======== Excerpted records
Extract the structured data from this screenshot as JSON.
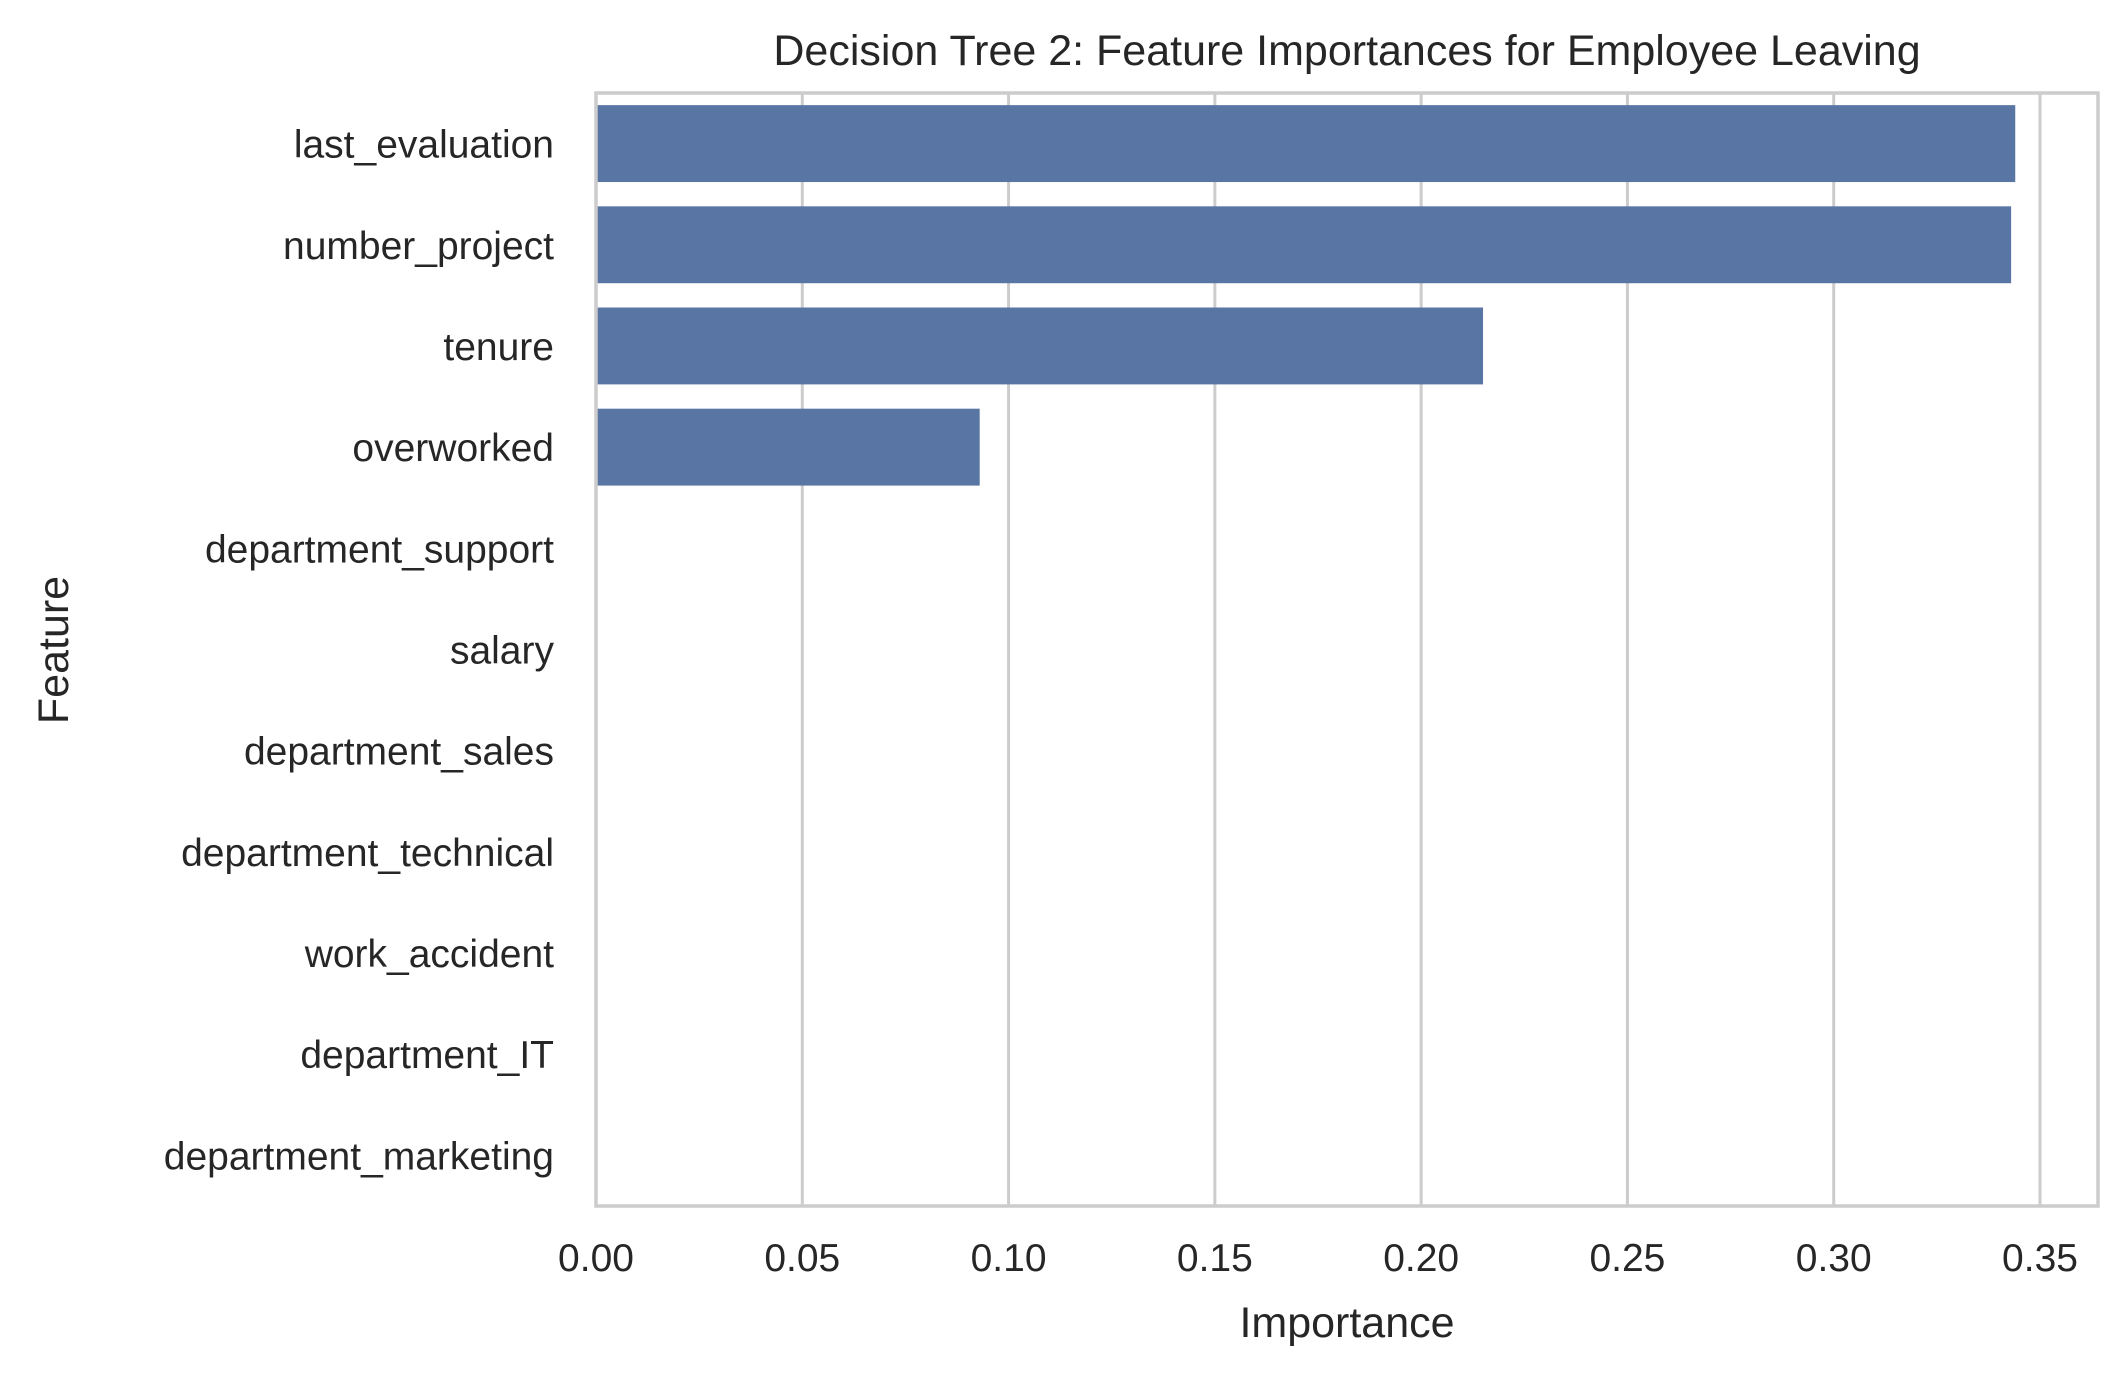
{
  "chart_data": {
    "type": "bar",
    "orientation": "horizontal",
    "title": "Decision Tree 2: Feature Importances for Employee Leaving",
    "xlabel": "Importance",
    "ylabel": "Feature",
    "categories": [
      "last_evaluation",
      "number_project",
      "tenure",
      "overworked",
      "department_support",
      "salary",
      "department_sales",
      "department_technical",
      "work_accident",
      "department_IT",
      "department_marketing"
    ],
    "values": [
      0.344,
      0.343,
      0.215,
      0.093,
      0.0,
      0.0,
      0.0,
      0.0,
      0.0,
      0.0,
      0.0
    ],
    "xlim": [
      0,
      0.36
    ],
    "xticks": [
      "0.00",
      "0.05",
      "0.10",
      "0.15",
      "0.20",
      "0.25",
      "0.30",
      "0.35"
    ],
    "grid": "vertical",
    "bar_color": "#5975a4",
    "grid_color": "#cccccc"
  }
}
================
• [What to work on] Every line above should be repeated exactly; pictures stay out of the copy.

• [Task solution]
Extract the structured data from this screenshot as JSON.
{
  "chart_data": {
    "type": "bar",
    "orientation": "horizontal",
    "title": "Decision Tree 2: Feature Importances for Employee Leaving",
    "xlabel": "Importance",
    "ylabel": "Feature",
    "categories": [
      "last_evaluation",
      "number_project",
      "tenure",
      "overworked",
      "department_support",
      "salary",
      "department_sales",
      "department_technical",
      "work_accident",
      "department_IT",
      "department_marketing"
    ],
    "values": [
      0.344,
      0.343,
      0.215,
      0.093,
      0.0,
      0.0,
      0.0,
      0.0,
      0.0,
      0.0,
      0.0
    ],
    "xlim": [
      0,
      0.36
    ],
    "xticks": [
      "0.00",
      "0.05",
      "0.10",
      "0.15",
      "0.20",
      "0.25",
      "0.30",
      "0.35"
    ],
    "grid": "vertical",
    "bar_color": "#5975a4",
    "grid_color": "#cccccc"
  }
}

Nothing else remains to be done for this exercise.